Please output every line of the material as it stands, without the pictures.

* Begin *

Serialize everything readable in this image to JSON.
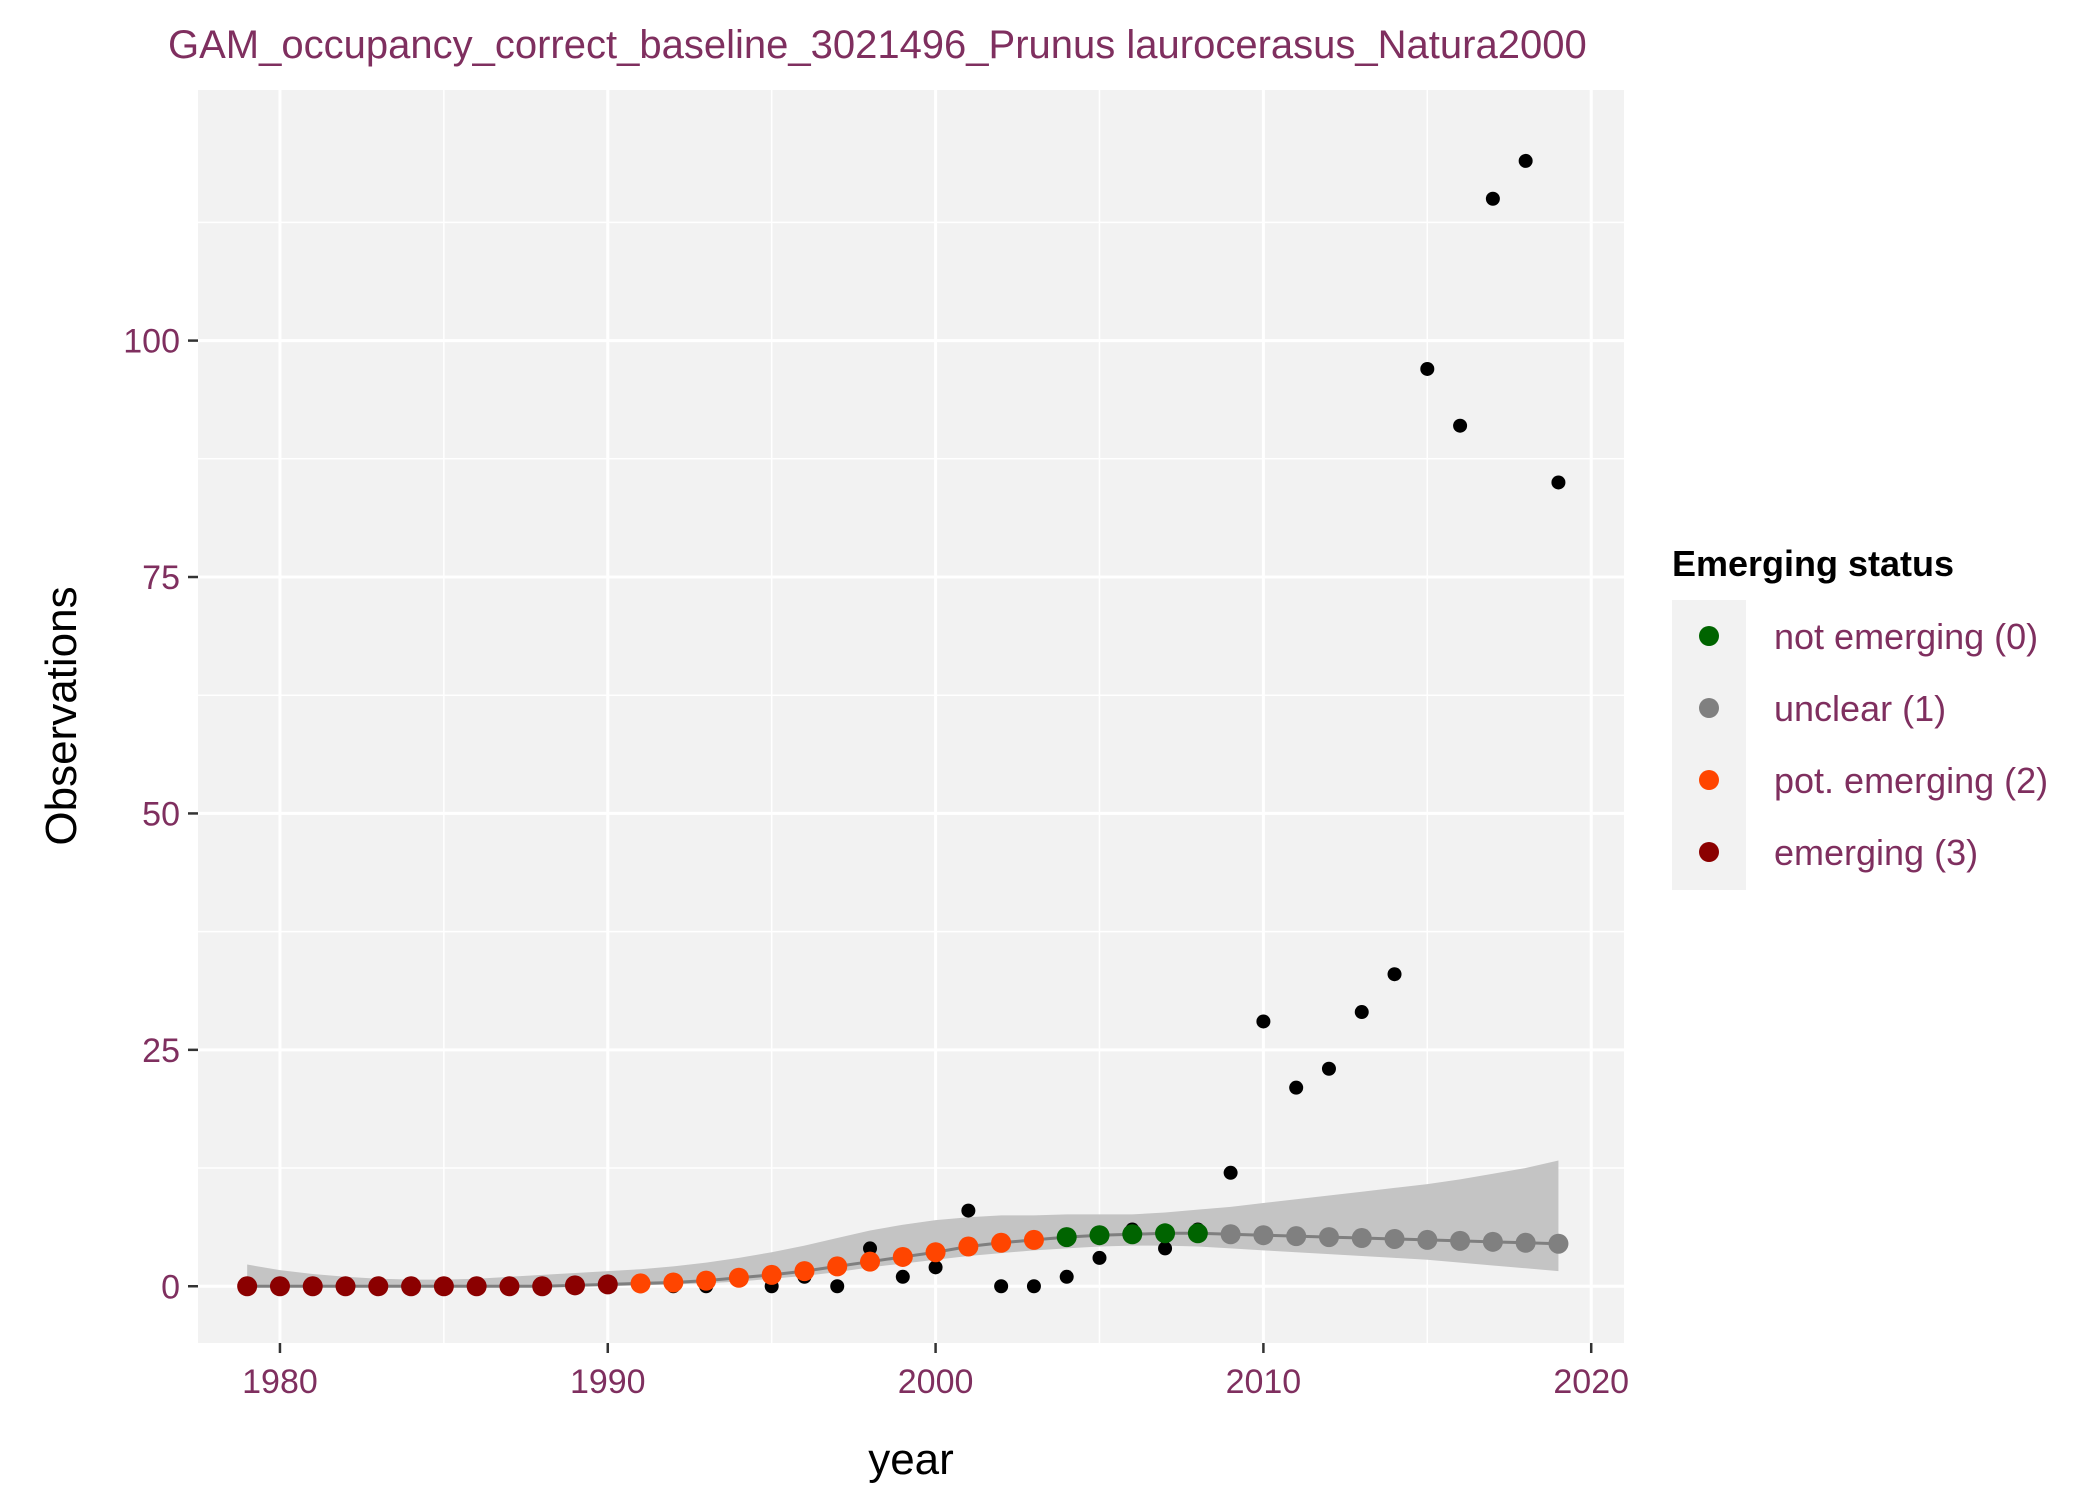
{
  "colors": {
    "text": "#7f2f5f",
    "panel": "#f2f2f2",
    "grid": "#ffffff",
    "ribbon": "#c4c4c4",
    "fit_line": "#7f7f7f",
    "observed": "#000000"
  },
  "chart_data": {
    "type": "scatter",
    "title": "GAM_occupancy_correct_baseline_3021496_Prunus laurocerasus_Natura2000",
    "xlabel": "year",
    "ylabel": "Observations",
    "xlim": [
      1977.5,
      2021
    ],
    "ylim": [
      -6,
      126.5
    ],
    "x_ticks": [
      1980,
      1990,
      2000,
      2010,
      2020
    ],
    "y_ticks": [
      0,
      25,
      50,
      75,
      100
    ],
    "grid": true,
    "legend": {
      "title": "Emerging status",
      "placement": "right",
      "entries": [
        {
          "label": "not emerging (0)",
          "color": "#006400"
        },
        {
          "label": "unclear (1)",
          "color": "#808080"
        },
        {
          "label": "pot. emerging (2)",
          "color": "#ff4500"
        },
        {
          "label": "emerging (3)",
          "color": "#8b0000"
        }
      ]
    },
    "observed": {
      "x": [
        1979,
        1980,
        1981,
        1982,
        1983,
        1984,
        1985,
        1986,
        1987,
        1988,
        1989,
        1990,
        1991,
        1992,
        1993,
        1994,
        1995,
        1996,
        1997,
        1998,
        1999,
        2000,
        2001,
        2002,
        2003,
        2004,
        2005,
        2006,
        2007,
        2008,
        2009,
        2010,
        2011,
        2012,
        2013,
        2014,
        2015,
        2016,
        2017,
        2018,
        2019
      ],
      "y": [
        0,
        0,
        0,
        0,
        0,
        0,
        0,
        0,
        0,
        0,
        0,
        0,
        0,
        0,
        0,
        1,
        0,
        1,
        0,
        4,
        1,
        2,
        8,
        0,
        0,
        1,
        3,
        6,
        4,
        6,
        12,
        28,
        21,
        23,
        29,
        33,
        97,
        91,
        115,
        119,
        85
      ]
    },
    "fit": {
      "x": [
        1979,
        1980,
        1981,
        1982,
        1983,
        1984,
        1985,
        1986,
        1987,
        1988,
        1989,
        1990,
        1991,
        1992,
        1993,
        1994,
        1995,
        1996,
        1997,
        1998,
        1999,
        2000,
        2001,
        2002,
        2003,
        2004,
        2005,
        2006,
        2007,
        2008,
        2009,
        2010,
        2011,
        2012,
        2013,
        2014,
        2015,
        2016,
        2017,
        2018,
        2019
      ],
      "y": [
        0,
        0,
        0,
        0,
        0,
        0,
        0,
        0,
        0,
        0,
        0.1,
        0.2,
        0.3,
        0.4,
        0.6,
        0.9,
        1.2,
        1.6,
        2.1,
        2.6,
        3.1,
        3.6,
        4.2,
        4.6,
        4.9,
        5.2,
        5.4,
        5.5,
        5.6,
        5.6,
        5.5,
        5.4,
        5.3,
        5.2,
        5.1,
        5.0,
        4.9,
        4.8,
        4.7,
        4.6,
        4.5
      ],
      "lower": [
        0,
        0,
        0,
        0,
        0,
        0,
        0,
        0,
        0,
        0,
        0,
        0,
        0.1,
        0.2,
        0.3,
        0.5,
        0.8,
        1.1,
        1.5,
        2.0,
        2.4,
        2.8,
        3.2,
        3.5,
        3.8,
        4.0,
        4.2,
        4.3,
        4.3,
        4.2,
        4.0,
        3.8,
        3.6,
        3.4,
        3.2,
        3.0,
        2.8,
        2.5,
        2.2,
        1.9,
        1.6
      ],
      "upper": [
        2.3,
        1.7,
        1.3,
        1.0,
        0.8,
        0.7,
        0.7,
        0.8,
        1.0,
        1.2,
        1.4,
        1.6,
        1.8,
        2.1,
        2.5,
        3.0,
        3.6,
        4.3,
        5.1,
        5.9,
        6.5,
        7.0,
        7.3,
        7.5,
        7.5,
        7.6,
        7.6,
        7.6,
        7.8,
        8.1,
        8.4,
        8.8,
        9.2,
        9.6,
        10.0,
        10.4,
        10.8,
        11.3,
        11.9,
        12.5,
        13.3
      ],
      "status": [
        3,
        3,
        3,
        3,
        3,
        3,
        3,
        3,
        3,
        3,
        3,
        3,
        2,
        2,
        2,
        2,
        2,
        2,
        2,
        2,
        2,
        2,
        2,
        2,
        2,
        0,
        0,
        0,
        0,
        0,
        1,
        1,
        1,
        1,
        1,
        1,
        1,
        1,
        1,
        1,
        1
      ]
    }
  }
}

* End *

> [RIGHT ANSWER]:
Serialize everything readable in this image to JSON.
{
  "colors": {
    "text": "#7f2f5f",
    "panel": "#f2f2f2",
    "grid": "#ffffff",
    "ribbon": "#c4c4c4",
    "fit_line": "#7f7f7f",
    "observed": "#000000"
  },
  "chart_data": {
    "type": "scatter",
    "title": "GAM_occupancy_correct_baseline_3021496_Prunus laurocerasus_Natura2000",
    "xlabel": "year",
    "ylabel": "Observations",
    "xlim": [
      1977.5,
      2021
    ],
    "ylim": [
      -6,
      126.5
    ],
    "x_ticks": [
      1980,
      1990,
      2000,
      2010,
      2020
    ],
    "y_ticks": [
      0,
      25,
      50,
      75,
      100
    ],
    "grid": true,
    "legend": {
      "title": "Emerging status",
      "placement": "right",
      "entries": [
        {
          "label": "not emerging (0)",
          "color": "#006400"
        },
        {
          "label": "unclear (1)",
          "color": "#808080"
        },
        {
          "label": "pot. emerging (2)",
          "color": "#ff4500"
        },
        {
          "label": "emerging (3)",
          "color": "#8b0000"
        }
      ]
    },
    "observed": {
      "x": [
        1979,
        1980,
        1981,
        1982,
        1983,
        1984,
        1985,
        1986,
        1987,
        1988,
        1989,
        1990,
        1991,
        1992,
        1993,
        1994,
        1995,
        1996,
        1997,
        1998,
        1999,
        2000,
        2001,
        2002,
        2003,
        2004,
        2005,
        2006,
        2007,
        2008,
        2009,
        2010,
        2011,
        2012,
        2013,
        2014,
        2015,
        2016,
        2017,
        2018,
        2019
      ],
      "y": [
        0,
        0,
        0,
        0,
        0,
        0,
        0,
        0,
        0,
        0,
        0,
        0,
        0,
        0,
        0,
        1,
        0,
        1,
        0,
        4,
        1,
        2,
        8,
        0,
        0,
        1,
        3,
        6,
        4,
        6,
        12,
        28,
        21,
        23,
        29,
        33,
        97,
        91,
        115,
        119,
        85
      ]
    },
    "fit": {
      "x": [
        1979,
        1980,
        1981,
        1982,
        1983,
        1984,
        1985,
        1986,
        1987,
        1988,
        1989,
        1990,
        1991,
        1992,
        1993,
        1994,
        1995,
        1996,
        1997,
        1998,
        1999,
        2000,
        2001,
        2002,
        2003,
        2004,
        2005,
        2006,
        2007,
        2008,
        2009,
        2010,
        2011,
        2012,
        2013,
        2014,
        2015,
        2016,
        2017,
        2018,
        2019
      ],
      "y": [
        0,
        0,
        0,
        0,
        0,
        0,
        0,
        0,
        0,
        0,
        0.1,
        0.2,
        0.3,
        0.4,
        0.6,
        0.9,
        1.2,
        1.6,
        2.1,
        2.6,
        3.1,
        3.6,
        4.2,
        4.6,
        4.9,
        5.2,
        5.4,
        5.5,
        5.6,
        5.6,
        5.5,
        5.4,
        5.3,
        5.2,
        5.1,
        5.0,
        4.9,
        4.8,
        4.7,
        4.6,
        4.5
      ],
      "lower": [
        0,
        0,
        0,
        0,
        0,
        0,
        0,
        0,
        0,
        0,
        0,
        0,
        0.1,
        0.2,
        0.3,
        0.5,
        0.8,
        1.1,
        1.5,
        2.0,
        2.4,
        2.8,
        3.2,
        3.5,
        3.8,
        4.0,
        4.2,
        4.3,
        4.3,
        4.2,
        4.0,
        3.8,
        3.6,
        3.4,
        3.2,
        3.0,
        2.8,
        2.5,
        2.2,
        1.9,
        1.6
      ],
      "upper": [
        2.3,
        1.7,
        1.3,
        1.0,
        0.8,
        0.7,
        0.7,
        0.8,
        1.0,
        1.2,
        1.4,
        1.6,
        1.8,
        2.1,
        2.5,
        3.0,
        3.6,
        4.3,
        5.1,
        5.9,
        6.5,
        7.0,
        7.3,
        7.5,
        7.5,
        7.6,
        7.6,
        7.6,
        7.8,
        8.1,
        8.4,
        8.8,
        9.2,
        9.6,
        10.0,
        10.4,
        10.8,
        11.3,
        11.9,
        12.5,
        13.3
      ],
      "status": [
        3,
        3,
        3,
        3,
        3,
        3,
        3,
        3,
        3,
        3,
        3,
        3,
        2,
        2,
        2,
        2,
        2,
        2,
        2,
        2,
        2,
        2,
        2,
        2,
        2,
        0,
        0,
        0,
        0,
        0,
        1,
        1,
        1,
        1,
        1,
        1,
        1,
        1,
        1,
        1,
        1
      ]
    }
  }
}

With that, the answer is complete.